Copy the data below exactly, omitting any picture it contains.
··· Information shown ···
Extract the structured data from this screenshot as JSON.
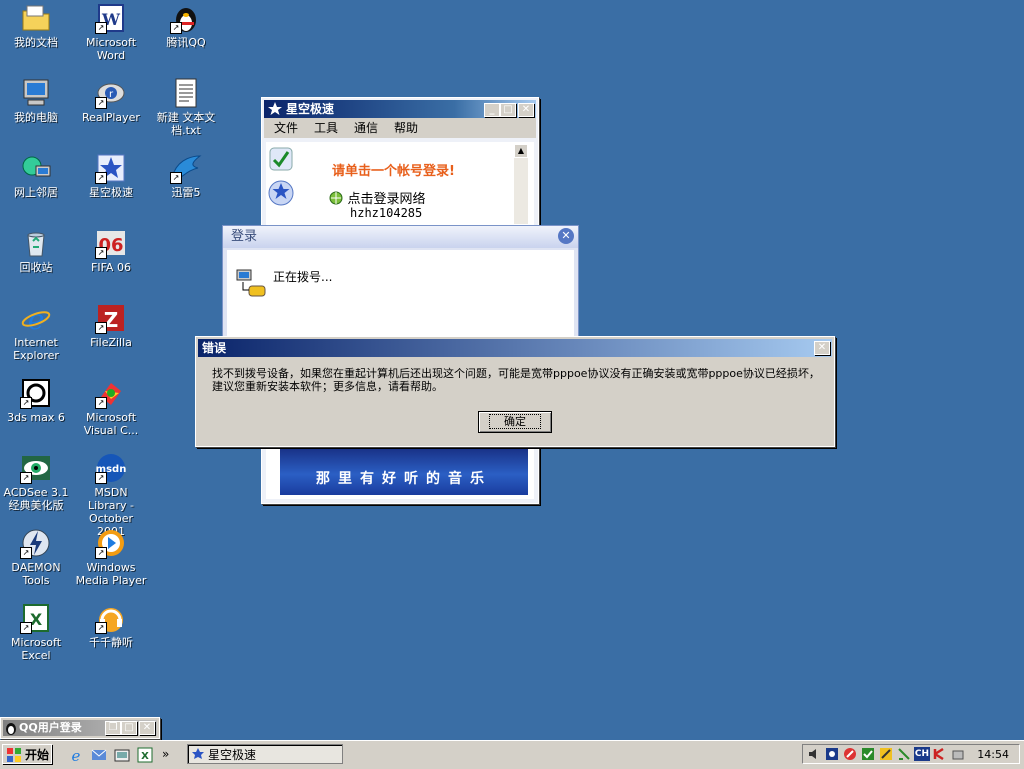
{
  "desktop": {
    "icons": [
      {
        "label": "我的文档"
      },
      {
        "label": "Microsoft\nWord"
      },
      {
        "label": "腾讯QQ"
      },
      {
        "label": "我的电脑"
      },
      {
        "label": "RealPlayer"
      },
      {
        "label": "新建 文本文\n档.txt"
      },
      {
        "label": "网上邻居"
      },
      {
        "label": "星空极速"
      },
      {
        "label": "迅雷5"
      },
      {
        "label": "回收站"
      },
      {
        "label": "FIFA 06"
      },
      {
        "label": "Internet\nExplorer"
      },
      {
        "label": "FileZilla"
      },
      {
        "label": "3ds max 6"
      },
      {
        "label": "Microsoft\nVisual C..."
      },
      {
        "label": "ACDSee 3.1\n经典美化版"
      },
      {
        "label": "MSDN Library -\nOctober 2001"
      },
      {
        "label": "DAEMON Tools"
      },
      {
        "label": "Windows\nMedia Player"
      },
      {
        "label": "Microsoft\nExcel"
      },
      {
        "label": "千千静听"
      }
    ]
  },
  "xk_window": {
    "title": "星空极速",
    "menu": [
      "文件",
      "工具",
      "通信",
      "帮助"
    ],
    "prompt": "请单击一个帐号登录!",
    "login_link": "点击登录网络",
    "account": "hzhz104285",
    "banner": "那里有好听的音乐"
  },
  "login_dialog": {
    "title": "登录",
    "status": "正在拨号..."
  },
  "error_dialog": {
    "title": "错误",
    "message": "找不到拨号设备，如果您在重起计算机后还出现这个问题，可能是宽带pppoe协议没有正确安装或宽带pppoe协议已经损坏，建议您重新安装本软件；更多信息，请看帮助。",
    "ok": "确定"
  },
  "qq_bar": {
    "title": "QQ用户登录"
  },
  "taskbar": {
    "start": "开始",
    "task": "星空极速",
    "clock": "14:54",
    "tray_lang": "CH"
  },
  "colors": {
    "desktop": "#3a6ea5",
    "accent": "#0a246a",
    "prompt": "#e8601c"
  }
}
···
# Result below
Extract the structured data from this screenshot as JSON.
{
  "desktop": {
    "icons": [
      {
        "label": "我的文档"
      },
      {
        "label": "Microsoft\nWord"
      },
      {
        "label": "腾讯QQ"
      },
      {
        "label": "我的电脑"
      },
      {
        "label": "RealPlayer"
      },
      {
        "label": "新建 文本文\n档.txt"
      },
      {
        "label": "网上邻居"
      },
      {
        "label": "星空极速"
      },
      {
        "label": "迅雷5"
      },
      {
        "label": "回收站"
      },
      {
        "label": "FIFA 06"
      },
      {
        "label": "Internet\nExplorer"
      },
      {
        "label": "FileZilla"
      },
      {
        "label": "3ds max 6"
      },
      {
        "label": "Microsoft\nVisual C..."
      },
      {
        "label": "ACDSee 3.1\n经典美化版"
      },
      {
        "label": "MSDN Library -\nOctober 2001"
      },
      {
        "label": "DAEMON Tools"
      },
      {
        "label": "Windows\nMedia Player"
      },
      {
        "label": "Microsoft\nExcel"
      },
      {
        "label": "千千静听"
      }
    ]
  },
  "xk_window": {
    "title": "星空极速",
    "menu": [
      "文件",
      "工具",
      "通信",
      "帮助"
    ],
    "prompt": "请单击一个帐号登录!",
    "login_link": "点击登录网络",
    "account": "hzhz104285",
    "banner": "那里有好听的音乐"
  },
  "login_dialog": {
    "title": "登录",
    "status": "正在拨号..."
  },
  "error_dialog": {
    "title": "错误",
    "message": "找不到拨号设备，如果您在重起计算机后还出现这个问题，可能是宽带pppoe协议没有正确安装或宽带pppoe协议已经损坏，建议您重新安装本软件；更多信息，请看帮助。",
    "ok": "确定"
  },
  "qq_bar": {
    "title": "QQ用户登录"
  },
  "taskbar": {
    "start": "开始",
    "task": "星空极速",
    "clock": "14:54",
    "tray_lang": "CH"
  },
  "colors": {
    "desktop": "#3a6ea5",
    "accent": "#0a246a",
    "prompt": "#e8601c"
  }
}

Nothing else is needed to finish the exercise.